Problem to work on: Your task is to copy every line of the records below that contains "check".

= = = = = = =

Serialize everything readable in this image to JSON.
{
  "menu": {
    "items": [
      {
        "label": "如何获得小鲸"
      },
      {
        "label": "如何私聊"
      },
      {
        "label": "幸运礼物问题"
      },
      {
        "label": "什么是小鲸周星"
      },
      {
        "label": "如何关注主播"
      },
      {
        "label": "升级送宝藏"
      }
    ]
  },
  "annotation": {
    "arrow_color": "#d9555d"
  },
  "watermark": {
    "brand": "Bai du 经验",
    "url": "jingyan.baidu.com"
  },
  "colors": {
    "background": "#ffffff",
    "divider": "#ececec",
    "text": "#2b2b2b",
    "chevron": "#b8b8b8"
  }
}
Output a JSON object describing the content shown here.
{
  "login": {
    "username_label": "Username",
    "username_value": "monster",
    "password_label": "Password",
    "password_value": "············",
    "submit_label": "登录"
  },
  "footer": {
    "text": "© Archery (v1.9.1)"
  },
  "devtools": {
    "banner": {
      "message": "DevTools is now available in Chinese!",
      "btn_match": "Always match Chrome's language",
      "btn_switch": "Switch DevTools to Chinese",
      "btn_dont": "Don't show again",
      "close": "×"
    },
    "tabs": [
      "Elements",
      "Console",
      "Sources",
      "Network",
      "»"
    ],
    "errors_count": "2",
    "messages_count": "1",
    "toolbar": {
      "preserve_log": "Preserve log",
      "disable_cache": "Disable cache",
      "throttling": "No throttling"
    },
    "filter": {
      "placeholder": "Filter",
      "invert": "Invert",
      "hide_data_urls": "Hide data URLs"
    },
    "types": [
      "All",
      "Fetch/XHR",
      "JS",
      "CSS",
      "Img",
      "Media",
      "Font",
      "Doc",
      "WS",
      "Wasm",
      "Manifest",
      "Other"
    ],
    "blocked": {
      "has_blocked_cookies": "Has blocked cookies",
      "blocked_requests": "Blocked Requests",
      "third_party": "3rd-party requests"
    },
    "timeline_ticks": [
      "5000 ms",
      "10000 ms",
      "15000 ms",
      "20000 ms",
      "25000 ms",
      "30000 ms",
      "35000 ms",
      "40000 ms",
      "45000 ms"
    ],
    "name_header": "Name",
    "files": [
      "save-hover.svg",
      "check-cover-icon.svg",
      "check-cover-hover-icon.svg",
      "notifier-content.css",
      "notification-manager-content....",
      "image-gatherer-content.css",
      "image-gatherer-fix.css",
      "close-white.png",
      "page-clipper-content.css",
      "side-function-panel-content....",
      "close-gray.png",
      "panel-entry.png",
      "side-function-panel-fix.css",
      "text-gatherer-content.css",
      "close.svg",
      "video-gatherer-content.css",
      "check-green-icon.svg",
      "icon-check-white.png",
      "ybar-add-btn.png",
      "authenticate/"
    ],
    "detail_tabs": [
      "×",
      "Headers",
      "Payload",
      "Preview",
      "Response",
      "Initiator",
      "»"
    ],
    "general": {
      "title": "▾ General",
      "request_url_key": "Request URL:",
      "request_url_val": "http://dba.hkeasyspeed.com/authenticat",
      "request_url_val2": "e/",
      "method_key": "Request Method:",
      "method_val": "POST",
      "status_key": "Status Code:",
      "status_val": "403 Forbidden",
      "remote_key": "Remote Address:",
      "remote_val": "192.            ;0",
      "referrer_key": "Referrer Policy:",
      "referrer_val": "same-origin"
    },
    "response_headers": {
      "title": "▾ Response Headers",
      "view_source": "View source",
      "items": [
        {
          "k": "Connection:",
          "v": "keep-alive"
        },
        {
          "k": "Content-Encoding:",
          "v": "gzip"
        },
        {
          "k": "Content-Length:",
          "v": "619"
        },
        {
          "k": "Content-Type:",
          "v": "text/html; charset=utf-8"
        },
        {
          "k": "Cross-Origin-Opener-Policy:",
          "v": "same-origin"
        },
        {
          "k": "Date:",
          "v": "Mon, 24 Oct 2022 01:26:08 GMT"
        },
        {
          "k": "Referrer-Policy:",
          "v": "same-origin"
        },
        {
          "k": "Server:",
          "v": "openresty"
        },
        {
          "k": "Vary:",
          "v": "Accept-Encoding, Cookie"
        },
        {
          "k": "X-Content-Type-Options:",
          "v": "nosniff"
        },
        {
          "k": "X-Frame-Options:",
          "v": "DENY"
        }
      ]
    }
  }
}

= = = = = = =

Answer to this problem:
      "check-cover-icon.svg",
      "check-cover-hover-icon.svg",
      "check-green-icon.svg",
      "icon-check-white.png",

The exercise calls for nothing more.